══ Data supplied

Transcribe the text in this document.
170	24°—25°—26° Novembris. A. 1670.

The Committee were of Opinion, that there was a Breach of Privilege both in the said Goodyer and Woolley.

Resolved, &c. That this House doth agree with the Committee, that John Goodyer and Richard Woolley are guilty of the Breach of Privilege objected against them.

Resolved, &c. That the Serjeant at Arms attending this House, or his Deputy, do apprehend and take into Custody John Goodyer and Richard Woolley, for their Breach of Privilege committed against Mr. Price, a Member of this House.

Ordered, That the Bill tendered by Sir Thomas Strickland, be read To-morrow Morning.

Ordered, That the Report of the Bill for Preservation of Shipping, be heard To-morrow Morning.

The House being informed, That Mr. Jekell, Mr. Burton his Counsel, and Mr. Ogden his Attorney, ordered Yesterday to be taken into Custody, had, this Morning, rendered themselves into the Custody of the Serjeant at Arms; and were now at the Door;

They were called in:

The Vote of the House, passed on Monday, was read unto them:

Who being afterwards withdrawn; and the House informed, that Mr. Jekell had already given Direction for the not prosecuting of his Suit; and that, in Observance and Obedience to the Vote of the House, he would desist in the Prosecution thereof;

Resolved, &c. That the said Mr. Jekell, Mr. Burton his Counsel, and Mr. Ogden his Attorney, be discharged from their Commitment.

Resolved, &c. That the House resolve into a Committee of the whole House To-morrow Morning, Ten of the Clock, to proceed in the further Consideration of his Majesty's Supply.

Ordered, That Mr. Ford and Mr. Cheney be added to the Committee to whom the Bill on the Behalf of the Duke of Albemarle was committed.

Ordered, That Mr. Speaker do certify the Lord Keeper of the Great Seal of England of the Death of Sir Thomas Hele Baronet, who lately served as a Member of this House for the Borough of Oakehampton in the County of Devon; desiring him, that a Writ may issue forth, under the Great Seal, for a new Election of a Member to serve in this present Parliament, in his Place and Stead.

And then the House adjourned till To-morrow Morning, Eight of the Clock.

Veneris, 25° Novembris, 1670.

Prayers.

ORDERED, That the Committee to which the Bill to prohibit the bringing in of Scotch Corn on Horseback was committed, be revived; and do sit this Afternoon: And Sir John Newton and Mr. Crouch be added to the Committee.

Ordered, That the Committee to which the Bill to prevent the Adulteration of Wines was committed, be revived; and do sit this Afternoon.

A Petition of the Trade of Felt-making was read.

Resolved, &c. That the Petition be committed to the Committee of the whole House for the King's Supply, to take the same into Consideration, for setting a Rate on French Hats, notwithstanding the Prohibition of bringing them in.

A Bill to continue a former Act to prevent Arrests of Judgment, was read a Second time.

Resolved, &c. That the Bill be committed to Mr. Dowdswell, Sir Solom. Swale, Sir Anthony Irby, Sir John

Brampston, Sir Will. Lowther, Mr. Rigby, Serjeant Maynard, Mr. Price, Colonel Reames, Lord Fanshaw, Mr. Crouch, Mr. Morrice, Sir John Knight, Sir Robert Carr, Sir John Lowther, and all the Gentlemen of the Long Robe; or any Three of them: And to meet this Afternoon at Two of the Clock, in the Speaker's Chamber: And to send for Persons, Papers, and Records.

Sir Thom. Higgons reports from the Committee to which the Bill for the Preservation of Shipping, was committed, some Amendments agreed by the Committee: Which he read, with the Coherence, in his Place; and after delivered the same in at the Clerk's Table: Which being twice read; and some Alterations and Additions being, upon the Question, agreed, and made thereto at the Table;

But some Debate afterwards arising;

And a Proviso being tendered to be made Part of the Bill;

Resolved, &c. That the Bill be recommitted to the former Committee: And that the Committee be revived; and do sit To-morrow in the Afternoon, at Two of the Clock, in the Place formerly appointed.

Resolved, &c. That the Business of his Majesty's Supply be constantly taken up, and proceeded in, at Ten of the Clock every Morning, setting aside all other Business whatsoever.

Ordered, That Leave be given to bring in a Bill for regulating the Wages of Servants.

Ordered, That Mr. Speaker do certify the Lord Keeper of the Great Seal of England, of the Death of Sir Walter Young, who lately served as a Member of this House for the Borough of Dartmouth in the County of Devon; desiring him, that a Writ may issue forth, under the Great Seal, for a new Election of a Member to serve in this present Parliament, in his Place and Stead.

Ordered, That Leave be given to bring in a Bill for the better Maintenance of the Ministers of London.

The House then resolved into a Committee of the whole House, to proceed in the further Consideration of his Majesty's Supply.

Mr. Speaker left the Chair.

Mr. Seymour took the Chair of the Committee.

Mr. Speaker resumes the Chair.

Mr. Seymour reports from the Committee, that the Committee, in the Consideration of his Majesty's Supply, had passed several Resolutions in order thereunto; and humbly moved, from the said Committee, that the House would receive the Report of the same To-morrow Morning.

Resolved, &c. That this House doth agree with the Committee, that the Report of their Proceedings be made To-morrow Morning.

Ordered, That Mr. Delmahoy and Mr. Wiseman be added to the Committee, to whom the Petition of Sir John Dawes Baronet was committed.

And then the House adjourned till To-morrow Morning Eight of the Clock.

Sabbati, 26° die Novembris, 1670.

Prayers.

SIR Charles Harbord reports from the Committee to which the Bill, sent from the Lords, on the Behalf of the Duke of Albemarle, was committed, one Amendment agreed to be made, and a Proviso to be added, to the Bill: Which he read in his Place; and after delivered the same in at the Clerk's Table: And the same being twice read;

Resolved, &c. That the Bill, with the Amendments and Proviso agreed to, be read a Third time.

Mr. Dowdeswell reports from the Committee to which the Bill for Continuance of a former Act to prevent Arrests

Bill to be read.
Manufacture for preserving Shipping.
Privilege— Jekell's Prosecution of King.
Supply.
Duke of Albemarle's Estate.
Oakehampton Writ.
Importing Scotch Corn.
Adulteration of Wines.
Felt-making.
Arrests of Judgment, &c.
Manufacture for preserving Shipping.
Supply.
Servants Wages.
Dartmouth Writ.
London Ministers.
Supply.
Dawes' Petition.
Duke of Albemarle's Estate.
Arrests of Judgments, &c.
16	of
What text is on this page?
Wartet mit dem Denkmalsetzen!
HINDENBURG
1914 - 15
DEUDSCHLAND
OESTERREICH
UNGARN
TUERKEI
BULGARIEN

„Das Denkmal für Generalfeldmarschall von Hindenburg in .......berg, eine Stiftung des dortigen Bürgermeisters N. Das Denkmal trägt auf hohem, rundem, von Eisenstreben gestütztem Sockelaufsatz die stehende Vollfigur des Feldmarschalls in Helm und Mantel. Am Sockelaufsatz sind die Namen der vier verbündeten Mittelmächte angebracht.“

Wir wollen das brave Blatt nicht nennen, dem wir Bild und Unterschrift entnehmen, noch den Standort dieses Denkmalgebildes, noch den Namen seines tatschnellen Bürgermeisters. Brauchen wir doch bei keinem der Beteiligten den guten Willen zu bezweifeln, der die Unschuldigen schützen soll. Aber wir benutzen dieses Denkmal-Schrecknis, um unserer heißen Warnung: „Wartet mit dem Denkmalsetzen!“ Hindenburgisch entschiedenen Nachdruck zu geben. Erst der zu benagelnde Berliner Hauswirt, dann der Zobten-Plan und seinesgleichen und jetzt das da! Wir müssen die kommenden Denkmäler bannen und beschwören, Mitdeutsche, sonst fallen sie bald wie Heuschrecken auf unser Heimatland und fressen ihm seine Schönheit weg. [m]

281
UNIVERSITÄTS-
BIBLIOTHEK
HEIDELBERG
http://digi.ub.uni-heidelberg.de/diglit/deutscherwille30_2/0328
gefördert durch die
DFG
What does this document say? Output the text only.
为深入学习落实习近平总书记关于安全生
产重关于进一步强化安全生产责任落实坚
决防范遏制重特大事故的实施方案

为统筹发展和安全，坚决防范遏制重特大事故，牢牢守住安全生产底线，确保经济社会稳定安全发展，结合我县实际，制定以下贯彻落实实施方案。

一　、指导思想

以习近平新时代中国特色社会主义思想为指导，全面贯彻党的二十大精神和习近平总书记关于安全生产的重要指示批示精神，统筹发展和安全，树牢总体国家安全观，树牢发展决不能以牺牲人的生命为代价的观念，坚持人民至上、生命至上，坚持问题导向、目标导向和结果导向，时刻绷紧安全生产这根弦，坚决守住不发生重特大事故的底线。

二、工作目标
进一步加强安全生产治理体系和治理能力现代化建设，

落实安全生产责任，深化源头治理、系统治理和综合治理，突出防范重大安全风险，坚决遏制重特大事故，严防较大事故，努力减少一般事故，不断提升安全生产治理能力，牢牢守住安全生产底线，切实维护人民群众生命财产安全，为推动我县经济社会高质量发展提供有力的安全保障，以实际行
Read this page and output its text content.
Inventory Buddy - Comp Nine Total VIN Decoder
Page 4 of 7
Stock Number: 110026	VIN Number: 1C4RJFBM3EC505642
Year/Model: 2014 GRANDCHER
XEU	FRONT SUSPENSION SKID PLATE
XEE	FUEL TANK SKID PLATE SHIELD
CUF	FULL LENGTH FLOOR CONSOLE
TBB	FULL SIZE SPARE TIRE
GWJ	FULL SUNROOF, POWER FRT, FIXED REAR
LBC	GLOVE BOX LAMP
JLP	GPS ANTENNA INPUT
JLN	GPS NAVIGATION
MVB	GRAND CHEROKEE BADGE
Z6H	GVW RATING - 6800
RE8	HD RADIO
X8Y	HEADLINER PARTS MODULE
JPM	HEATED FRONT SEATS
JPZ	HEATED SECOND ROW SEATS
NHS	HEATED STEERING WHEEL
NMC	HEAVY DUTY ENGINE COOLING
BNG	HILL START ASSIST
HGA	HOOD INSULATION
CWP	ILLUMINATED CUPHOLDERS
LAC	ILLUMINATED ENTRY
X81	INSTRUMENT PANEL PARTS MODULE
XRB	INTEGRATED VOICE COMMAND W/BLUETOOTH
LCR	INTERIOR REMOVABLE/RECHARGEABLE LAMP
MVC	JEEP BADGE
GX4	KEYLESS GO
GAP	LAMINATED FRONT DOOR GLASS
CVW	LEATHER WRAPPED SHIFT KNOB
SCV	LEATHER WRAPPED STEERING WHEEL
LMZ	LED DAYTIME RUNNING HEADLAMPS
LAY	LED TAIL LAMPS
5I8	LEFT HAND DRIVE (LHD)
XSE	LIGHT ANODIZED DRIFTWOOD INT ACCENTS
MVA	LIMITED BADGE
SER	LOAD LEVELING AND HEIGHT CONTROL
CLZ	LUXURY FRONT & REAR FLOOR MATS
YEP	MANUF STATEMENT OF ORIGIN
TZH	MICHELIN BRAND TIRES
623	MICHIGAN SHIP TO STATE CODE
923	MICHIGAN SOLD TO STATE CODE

════

State how many lines of the entries above include the word "Custody", offering no text other than the number.

### Exercise response
2